Records that describe figures
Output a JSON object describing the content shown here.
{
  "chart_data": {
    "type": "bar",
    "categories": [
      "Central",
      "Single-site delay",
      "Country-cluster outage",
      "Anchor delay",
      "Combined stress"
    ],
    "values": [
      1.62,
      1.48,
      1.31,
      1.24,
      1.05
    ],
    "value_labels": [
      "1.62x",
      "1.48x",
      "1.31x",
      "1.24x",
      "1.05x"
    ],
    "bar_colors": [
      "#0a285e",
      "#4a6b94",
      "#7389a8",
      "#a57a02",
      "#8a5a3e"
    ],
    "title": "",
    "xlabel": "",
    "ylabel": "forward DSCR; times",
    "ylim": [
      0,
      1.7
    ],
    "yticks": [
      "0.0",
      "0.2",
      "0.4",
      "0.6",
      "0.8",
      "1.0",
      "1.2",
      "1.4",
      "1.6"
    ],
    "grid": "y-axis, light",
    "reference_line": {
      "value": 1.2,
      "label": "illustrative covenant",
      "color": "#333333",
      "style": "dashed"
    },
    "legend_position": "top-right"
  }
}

What you need to do ::
The records above should be restated word for word, please.

Complete response ::
Output a JSON object describing the content shown here.
{
  "chart_data": {
    "type": "bar",
    "categories": [
      "Central",
      "Single-site delay",
      "Country-cluster outage",
      "Anchor delay",
      "Combined stress"
    ],
    "values": [
      1.62,
      1.48,
      1.31,
      1.24,
      1.05
    ],
    "value_labels": [
      "1.62x",
      "1.48x",
      "1.31x",
      "1.24x",
      "1.05x"
    ],
    "bar_colors": [
      "#0a285e",
      "#4a6b94",
      "#7389a8",
      "#a57a02",
      "#8a5a3e"
    ],
    "title": "",
    "xlabel": "",
    "ylabel": "forward DSCR; times",
    "ylim": [
      0,
      1.7
    ],
    "yticks": [
      "0.0",
      "0.2",
      "0.4",
      "0.6",
      "0.8",
      "1.0",
      "1.2",
      "1.4",
      "1.6"
    ],
    "grid": "y-axis, light",
    "reference_line": {
      "value": 1.2,
      "label": "illustrative covenant",
      "color": "#333333",
      "style": "dashed"
    },
    "legend_position": "top-right"
  }
}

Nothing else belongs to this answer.